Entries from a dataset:
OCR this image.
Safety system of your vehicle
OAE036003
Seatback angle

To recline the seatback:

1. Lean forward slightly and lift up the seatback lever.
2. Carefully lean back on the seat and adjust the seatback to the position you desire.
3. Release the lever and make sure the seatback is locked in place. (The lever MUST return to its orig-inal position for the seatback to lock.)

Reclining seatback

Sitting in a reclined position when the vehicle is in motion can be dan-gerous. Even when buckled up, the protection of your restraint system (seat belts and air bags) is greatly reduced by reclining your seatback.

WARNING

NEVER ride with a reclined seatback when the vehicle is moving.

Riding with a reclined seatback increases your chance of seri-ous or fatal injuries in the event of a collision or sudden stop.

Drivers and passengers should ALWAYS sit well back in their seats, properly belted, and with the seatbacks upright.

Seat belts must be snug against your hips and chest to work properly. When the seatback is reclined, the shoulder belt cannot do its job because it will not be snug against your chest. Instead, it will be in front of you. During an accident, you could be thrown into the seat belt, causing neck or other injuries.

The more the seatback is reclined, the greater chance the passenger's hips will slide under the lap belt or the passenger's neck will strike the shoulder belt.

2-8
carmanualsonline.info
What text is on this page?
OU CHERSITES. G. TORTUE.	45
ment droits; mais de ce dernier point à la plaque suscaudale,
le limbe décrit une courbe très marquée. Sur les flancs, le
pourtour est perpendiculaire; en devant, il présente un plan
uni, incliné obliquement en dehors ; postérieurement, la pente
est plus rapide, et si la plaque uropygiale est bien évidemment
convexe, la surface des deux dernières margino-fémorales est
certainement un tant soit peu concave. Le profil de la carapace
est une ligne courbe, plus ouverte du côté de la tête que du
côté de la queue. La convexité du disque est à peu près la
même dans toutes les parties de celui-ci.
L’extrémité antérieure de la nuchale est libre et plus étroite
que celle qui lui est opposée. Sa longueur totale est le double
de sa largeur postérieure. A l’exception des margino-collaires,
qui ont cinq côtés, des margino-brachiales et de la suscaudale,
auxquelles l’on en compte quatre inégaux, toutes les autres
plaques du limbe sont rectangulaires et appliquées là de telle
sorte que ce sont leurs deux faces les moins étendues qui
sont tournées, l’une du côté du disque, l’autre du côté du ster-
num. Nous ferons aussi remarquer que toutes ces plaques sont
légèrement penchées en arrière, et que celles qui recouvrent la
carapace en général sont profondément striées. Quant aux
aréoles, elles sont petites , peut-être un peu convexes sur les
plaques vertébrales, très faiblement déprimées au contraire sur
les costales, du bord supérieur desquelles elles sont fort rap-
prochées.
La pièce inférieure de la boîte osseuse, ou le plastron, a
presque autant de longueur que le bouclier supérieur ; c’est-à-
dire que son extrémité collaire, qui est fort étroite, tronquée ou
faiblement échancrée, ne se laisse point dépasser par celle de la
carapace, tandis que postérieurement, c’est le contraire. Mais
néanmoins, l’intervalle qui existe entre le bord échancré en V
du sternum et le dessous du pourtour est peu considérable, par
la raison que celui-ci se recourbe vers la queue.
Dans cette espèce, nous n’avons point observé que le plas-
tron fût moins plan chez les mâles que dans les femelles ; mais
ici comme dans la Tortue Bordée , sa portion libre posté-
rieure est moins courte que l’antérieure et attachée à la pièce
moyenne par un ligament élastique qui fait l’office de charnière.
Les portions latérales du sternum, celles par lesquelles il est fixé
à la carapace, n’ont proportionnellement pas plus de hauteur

**Exercise description**
Gather every line from the listing above in which the word "chance" appears.

**Task answer**
Riding with a reclined seatback increases your chance of seri-ous or fatal injuries in the event of a collision or sudden stop.
The more the seatback is reclined, the greater chance the passenger's hips will slide under the lap belt or the passenger's neck will strike the shoulder belt.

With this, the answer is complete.